● **Exercise instructions**: Gather every line in the records below that contains the word "content".

:: Supplied records ::

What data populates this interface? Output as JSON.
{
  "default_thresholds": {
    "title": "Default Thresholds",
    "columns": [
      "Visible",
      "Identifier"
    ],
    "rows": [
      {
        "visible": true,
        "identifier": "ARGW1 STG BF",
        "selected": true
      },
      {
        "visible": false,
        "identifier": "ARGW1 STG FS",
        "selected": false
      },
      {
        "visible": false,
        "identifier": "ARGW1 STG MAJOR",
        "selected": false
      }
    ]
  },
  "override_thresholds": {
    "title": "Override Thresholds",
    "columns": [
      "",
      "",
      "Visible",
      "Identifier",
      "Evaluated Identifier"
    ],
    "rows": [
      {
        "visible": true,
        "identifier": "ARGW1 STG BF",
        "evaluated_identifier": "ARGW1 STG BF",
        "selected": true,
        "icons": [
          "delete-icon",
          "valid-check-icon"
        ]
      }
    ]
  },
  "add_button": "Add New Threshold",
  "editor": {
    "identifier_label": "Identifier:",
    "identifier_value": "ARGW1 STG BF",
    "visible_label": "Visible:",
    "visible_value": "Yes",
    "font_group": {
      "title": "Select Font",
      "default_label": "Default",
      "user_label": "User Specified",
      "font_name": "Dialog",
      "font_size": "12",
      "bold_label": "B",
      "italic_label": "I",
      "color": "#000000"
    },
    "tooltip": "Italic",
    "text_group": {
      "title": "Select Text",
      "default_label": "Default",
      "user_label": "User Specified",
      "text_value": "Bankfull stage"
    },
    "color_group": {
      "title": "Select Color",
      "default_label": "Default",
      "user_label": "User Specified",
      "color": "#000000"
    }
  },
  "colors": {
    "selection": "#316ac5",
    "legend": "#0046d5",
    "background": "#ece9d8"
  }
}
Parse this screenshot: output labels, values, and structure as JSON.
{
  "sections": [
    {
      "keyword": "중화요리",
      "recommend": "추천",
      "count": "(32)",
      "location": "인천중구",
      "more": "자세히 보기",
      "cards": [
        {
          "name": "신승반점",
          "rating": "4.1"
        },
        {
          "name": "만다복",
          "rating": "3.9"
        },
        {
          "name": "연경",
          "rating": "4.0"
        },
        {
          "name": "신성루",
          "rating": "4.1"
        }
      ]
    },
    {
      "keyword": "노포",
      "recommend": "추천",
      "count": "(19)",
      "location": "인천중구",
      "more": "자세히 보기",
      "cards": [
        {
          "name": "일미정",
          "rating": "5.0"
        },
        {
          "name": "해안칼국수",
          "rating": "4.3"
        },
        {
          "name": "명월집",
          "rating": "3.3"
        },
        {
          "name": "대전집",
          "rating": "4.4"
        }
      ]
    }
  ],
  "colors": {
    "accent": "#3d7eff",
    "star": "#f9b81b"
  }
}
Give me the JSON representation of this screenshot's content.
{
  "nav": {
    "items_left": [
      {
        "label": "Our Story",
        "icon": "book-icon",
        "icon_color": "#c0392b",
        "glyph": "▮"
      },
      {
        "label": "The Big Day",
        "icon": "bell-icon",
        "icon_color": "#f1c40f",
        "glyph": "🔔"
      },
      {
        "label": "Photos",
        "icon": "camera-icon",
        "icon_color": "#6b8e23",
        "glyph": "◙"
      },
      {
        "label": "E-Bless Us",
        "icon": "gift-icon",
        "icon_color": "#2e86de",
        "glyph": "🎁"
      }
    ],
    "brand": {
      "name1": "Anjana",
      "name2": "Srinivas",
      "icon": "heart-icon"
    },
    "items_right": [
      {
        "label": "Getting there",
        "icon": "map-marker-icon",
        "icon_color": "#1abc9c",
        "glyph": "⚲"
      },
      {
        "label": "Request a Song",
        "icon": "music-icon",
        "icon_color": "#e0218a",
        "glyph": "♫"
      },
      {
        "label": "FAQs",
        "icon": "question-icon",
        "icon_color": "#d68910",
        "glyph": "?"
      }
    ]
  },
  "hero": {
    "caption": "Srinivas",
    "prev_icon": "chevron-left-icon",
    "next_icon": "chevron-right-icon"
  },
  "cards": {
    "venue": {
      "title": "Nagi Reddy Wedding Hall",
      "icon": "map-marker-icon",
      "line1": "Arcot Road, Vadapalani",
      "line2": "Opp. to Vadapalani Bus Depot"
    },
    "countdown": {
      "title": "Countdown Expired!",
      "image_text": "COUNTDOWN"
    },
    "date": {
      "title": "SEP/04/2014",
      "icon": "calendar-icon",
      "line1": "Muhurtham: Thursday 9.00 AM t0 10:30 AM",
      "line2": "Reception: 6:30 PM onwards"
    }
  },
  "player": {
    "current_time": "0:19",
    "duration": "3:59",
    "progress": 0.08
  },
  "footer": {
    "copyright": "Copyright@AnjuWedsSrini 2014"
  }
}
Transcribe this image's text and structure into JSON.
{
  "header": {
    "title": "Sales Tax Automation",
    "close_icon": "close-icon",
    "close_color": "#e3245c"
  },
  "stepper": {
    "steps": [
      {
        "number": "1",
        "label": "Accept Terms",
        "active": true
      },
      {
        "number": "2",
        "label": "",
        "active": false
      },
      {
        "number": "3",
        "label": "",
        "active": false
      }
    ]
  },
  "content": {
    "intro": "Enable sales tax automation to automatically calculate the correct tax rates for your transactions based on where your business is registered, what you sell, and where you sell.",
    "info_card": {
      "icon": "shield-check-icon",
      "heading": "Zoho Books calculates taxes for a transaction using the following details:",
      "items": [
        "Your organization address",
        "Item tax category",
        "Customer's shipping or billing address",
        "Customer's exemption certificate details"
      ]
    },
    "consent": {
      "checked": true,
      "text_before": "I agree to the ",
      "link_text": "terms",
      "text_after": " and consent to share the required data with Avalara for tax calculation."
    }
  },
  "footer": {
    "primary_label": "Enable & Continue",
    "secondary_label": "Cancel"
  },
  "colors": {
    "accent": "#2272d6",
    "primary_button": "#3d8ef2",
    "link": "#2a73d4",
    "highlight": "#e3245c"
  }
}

:::

● **The result**:
Give me the JSON representation of this screenshot's content.
  "content": {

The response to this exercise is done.